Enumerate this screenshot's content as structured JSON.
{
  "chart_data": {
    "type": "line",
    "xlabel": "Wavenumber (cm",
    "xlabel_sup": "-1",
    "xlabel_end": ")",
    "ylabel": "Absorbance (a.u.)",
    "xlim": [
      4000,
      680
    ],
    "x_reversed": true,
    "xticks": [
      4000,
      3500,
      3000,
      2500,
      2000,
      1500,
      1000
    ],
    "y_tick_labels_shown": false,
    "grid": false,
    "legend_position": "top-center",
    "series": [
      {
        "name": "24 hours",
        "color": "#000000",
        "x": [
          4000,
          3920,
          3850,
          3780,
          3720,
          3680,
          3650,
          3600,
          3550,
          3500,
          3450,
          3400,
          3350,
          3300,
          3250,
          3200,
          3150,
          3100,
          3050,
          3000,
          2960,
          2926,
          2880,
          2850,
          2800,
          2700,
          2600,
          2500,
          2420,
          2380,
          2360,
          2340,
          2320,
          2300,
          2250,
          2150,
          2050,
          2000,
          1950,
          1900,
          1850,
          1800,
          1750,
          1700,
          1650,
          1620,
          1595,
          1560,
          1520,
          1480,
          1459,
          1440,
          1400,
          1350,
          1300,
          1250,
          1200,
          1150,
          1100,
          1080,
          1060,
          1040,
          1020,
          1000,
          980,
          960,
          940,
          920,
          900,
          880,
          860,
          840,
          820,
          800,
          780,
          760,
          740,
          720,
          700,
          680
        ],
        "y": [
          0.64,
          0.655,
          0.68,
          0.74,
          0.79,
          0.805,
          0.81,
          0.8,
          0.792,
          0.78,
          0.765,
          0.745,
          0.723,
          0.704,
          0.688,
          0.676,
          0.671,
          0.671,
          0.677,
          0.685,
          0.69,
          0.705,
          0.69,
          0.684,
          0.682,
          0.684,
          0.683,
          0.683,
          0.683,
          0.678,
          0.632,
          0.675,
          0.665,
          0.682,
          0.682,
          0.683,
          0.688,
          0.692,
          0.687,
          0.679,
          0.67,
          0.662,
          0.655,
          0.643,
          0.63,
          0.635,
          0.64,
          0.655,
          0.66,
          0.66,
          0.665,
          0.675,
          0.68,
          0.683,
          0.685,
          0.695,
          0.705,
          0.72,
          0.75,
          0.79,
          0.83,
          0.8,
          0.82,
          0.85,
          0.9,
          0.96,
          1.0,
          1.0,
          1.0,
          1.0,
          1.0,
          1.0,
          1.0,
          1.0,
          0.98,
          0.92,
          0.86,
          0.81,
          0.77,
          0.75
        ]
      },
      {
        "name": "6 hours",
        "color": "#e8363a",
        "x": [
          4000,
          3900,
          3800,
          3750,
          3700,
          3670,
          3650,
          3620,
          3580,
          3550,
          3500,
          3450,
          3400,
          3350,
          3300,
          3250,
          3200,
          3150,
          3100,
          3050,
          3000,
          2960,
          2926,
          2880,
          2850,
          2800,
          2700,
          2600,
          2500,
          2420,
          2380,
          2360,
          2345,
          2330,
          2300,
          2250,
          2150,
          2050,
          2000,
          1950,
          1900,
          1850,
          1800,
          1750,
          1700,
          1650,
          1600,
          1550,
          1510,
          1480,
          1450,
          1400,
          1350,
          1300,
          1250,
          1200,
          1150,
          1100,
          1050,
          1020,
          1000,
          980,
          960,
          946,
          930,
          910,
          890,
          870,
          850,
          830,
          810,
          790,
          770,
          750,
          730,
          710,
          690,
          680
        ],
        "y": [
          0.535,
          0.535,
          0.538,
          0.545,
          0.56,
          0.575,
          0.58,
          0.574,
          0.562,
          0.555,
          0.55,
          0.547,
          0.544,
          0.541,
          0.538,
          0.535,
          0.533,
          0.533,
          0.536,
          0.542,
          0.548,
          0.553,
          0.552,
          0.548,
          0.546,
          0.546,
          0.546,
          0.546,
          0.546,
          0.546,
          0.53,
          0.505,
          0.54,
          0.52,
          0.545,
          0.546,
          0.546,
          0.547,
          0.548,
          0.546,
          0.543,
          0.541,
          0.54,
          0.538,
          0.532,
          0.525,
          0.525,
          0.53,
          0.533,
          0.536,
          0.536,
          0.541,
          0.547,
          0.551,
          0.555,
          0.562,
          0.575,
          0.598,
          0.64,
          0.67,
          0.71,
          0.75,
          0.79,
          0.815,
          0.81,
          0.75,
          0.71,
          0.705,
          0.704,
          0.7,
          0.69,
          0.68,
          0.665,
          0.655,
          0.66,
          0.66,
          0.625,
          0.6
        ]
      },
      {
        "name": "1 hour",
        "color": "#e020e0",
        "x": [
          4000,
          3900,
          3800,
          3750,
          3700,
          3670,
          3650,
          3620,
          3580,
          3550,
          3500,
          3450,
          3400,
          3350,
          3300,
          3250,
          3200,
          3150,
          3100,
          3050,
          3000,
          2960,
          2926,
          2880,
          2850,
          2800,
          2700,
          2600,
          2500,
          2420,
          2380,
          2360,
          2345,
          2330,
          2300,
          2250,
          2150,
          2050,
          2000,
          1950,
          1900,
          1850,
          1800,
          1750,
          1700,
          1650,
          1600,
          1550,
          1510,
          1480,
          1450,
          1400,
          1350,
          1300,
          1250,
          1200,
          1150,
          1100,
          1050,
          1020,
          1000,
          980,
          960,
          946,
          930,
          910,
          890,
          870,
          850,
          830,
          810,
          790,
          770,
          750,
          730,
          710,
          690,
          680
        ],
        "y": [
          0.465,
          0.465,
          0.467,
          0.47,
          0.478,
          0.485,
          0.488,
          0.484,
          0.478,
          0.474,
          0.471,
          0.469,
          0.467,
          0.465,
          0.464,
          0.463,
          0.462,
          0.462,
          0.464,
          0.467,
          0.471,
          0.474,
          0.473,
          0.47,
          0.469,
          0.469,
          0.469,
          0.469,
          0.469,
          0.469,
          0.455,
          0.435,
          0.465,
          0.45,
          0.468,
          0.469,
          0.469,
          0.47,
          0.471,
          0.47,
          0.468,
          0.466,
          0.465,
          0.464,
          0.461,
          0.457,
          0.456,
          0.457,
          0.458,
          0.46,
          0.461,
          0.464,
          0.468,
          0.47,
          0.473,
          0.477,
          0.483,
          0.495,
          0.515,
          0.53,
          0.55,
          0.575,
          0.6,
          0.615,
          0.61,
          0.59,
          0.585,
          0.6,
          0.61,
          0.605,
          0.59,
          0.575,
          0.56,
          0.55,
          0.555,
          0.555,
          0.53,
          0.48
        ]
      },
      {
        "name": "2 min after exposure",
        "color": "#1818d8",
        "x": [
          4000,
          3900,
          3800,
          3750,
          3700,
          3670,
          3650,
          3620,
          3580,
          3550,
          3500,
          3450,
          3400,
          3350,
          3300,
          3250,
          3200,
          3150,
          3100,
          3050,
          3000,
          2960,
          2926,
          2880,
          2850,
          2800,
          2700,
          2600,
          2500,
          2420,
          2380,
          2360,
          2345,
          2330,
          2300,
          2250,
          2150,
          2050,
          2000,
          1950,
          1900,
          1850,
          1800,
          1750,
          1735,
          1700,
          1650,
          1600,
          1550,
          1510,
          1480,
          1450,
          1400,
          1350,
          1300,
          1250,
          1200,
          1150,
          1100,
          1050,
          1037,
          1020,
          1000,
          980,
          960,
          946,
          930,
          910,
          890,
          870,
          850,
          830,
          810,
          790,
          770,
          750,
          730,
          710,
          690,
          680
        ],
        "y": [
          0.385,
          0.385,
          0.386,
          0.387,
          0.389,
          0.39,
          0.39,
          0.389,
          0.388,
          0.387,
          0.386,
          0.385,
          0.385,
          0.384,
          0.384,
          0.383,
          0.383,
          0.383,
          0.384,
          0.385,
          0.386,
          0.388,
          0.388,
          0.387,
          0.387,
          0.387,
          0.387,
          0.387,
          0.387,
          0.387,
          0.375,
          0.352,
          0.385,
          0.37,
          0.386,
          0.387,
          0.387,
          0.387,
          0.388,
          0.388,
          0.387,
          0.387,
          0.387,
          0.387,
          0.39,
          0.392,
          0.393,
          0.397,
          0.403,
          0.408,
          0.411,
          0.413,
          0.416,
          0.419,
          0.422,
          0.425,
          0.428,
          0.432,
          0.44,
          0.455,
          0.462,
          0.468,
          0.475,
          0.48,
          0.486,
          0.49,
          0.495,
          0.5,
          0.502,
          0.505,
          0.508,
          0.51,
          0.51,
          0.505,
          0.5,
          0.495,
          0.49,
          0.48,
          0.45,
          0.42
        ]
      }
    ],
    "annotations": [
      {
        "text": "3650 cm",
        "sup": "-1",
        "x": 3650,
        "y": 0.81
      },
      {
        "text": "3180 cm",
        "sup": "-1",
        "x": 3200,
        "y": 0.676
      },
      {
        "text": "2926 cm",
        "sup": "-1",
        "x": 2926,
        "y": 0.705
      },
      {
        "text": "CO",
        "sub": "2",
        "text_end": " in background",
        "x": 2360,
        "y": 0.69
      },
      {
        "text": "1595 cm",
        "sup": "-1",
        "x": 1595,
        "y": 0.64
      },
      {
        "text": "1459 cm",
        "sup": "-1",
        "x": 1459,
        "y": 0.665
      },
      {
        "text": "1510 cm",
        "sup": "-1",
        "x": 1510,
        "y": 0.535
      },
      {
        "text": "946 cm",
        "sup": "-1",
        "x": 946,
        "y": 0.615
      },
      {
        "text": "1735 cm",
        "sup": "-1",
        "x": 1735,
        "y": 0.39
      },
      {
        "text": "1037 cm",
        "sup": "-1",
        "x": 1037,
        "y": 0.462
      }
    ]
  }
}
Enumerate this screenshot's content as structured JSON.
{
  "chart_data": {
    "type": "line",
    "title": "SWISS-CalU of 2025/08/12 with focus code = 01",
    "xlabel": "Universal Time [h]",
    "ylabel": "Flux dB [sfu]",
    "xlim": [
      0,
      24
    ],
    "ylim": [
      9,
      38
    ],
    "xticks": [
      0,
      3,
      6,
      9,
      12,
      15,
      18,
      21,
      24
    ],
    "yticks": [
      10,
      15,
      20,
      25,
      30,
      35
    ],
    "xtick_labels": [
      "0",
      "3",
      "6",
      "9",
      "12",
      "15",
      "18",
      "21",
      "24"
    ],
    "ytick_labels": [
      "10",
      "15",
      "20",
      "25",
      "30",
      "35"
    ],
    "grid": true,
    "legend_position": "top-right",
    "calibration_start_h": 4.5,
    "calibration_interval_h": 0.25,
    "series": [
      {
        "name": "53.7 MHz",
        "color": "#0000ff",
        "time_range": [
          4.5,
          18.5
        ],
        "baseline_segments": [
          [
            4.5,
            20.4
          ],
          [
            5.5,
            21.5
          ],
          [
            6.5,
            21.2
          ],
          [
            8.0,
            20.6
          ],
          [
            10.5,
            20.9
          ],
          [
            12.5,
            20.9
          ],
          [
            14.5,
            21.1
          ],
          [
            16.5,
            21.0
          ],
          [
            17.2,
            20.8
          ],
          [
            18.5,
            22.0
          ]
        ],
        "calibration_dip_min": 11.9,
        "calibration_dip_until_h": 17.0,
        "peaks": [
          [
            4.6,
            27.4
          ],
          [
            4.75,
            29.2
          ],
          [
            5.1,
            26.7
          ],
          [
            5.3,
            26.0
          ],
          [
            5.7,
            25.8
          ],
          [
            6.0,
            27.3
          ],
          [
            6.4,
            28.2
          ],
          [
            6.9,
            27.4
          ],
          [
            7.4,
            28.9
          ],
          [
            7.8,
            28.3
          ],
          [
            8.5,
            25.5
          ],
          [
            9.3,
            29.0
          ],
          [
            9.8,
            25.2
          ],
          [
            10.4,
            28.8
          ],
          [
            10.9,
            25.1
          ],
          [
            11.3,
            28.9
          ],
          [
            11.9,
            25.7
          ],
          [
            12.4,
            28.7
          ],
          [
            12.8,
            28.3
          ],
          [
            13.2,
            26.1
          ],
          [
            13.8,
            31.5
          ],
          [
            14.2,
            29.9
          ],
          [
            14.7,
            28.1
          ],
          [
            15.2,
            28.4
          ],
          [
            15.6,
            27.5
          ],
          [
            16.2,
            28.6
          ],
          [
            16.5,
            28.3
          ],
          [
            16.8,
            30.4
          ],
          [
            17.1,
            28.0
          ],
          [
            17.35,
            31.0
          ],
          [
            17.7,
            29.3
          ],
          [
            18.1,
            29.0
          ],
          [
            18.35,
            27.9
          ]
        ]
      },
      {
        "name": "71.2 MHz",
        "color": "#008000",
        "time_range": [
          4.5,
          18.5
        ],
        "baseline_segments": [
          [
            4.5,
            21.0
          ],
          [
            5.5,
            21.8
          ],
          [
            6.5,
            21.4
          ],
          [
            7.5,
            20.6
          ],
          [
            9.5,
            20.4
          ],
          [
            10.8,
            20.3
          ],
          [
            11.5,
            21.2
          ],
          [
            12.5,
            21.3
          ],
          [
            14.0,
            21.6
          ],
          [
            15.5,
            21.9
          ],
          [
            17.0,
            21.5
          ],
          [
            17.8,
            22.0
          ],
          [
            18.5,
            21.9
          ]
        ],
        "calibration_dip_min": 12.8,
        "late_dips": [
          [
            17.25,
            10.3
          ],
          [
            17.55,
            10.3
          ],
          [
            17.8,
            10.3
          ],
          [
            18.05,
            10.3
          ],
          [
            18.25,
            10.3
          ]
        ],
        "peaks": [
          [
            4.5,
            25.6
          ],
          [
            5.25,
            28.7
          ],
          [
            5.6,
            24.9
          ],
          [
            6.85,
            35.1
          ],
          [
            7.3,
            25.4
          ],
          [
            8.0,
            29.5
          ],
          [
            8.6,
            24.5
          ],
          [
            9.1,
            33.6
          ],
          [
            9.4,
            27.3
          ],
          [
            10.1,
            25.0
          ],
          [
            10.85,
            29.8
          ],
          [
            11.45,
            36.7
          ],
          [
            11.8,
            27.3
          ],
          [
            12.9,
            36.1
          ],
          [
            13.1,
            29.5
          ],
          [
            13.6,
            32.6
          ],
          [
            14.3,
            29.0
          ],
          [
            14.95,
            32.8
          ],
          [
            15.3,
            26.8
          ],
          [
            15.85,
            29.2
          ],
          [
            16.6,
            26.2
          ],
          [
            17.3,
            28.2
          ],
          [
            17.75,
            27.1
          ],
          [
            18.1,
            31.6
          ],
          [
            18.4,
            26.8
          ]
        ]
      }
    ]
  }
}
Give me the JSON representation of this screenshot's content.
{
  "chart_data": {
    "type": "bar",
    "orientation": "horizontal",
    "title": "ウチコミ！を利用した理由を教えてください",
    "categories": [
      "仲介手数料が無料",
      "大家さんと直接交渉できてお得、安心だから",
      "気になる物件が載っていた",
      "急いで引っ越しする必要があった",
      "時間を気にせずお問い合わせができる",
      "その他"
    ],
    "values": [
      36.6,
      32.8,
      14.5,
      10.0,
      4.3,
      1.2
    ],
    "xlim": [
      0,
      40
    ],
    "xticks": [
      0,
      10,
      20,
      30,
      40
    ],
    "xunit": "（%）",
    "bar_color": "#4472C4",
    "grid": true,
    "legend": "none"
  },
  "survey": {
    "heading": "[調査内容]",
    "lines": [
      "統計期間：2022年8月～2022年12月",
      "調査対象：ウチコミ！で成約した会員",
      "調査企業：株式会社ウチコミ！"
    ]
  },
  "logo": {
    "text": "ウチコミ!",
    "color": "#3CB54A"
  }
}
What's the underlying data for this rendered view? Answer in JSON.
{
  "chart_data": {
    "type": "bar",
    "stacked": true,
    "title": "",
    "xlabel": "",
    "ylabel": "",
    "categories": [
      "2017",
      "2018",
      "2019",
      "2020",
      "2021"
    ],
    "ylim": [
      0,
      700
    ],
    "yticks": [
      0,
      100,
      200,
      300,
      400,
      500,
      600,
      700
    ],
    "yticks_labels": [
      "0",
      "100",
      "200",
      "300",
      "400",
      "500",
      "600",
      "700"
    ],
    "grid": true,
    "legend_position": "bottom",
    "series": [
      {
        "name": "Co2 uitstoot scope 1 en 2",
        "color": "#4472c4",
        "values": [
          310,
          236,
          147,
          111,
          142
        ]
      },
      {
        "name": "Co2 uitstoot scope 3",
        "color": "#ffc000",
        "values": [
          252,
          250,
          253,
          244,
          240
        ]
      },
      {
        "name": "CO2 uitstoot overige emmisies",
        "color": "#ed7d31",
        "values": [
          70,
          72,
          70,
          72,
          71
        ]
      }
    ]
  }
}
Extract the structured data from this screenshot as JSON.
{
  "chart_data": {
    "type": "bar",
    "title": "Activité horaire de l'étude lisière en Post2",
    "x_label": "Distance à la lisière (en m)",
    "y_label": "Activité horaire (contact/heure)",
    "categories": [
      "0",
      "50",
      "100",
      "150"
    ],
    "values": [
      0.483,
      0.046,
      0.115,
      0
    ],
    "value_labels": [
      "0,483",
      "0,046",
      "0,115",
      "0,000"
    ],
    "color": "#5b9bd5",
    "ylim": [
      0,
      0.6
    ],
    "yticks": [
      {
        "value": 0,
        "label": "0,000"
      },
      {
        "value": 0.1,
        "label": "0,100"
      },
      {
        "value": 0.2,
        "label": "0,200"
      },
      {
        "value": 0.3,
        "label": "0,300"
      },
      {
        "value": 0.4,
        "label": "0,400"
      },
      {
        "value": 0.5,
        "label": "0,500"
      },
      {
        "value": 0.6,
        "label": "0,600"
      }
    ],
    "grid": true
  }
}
#####
Everything from the line containing "Extract the structured" to the end of the records must be written out exactly; include both of those lines and no others.

Extract the structured data from this screenshot as JSON.
{
  "chart_data": {
    "type": "bar",
    "title": "Activité horaire de l'étude lisière en Post2",
    "x_label": "Distance à la lisière (en m)",
    "y_label": "Activité horaire (contact/heure)",
    "categories": [
      "0",
      "50",
      "100",
      "150"
    ],
    "values": [
      0.483,
      0.046,
      0.115,
      0
    ],
    "value_labels": [
      "0,483",
      "0,046",
      "0,115",
      "0,000"
    ],
    "color": "#5b9bd5",
    "ylim": [
      0,
      0.6
    ],
    "yticks": [
      {
        "value": 0,
        "label": "0,000"
      },
      {
        "value": 0.1,
        "label": "0,100"
      },
      {
        "value": 0.2,
        "label": "0,200"
      },
      {
        "value": 0.3,
        "label": "0,300"
      },
      {
        "value": 0.4,
        "label": "0,400"
      },
      {
        "value": 0.5,
        "label": "0,500"
      },
      {
        "value": 0.6,
        "label": "0,600"
      }
    ],
    "grid": true
  }
}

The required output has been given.